Work instructions
Filter these entries so that only lines with the word "JSON" remain.

--- start Recorded information ---

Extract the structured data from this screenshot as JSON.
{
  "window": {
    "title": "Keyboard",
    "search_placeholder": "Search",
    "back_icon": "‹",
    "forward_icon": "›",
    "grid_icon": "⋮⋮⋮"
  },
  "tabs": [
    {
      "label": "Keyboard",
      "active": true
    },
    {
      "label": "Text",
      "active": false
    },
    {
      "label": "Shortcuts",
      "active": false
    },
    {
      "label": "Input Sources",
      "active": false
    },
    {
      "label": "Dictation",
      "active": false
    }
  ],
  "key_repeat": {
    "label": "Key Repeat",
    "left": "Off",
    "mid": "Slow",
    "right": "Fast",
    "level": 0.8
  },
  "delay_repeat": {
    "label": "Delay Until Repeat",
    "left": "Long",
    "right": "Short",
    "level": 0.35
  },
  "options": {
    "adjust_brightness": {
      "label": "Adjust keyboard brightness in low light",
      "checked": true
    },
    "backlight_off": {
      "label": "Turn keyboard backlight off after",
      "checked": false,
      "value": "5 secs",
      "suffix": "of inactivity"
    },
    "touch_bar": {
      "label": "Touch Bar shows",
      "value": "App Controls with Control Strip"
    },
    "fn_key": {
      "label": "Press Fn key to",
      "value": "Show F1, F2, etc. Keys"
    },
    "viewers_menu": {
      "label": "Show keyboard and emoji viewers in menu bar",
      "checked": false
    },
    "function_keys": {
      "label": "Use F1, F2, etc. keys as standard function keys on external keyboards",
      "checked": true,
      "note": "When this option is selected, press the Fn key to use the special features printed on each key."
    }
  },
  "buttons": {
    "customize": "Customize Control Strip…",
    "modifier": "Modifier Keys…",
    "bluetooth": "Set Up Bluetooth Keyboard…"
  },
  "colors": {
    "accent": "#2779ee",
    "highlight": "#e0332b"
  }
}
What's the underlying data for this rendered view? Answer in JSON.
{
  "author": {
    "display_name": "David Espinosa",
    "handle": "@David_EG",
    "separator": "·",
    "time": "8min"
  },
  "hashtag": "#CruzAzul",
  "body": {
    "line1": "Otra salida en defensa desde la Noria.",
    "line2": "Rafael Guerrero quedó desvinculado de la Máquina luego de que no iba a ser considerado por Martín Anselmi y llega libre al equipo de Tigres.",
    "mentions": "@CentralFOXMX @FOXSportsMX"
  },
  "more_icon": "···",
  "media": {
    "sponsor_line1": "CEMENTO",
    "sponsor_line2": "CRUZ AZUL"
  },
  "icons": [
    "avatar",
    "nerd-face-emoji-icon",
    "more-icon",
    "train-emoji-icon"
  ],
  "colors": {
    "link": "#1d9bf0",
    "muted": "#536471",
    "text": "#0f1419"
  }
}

--- end Recorded information ---

Written response
Extract the structured data from this screenshot as JSON.
What's the underlying data for this rendered view? Answer in JSON.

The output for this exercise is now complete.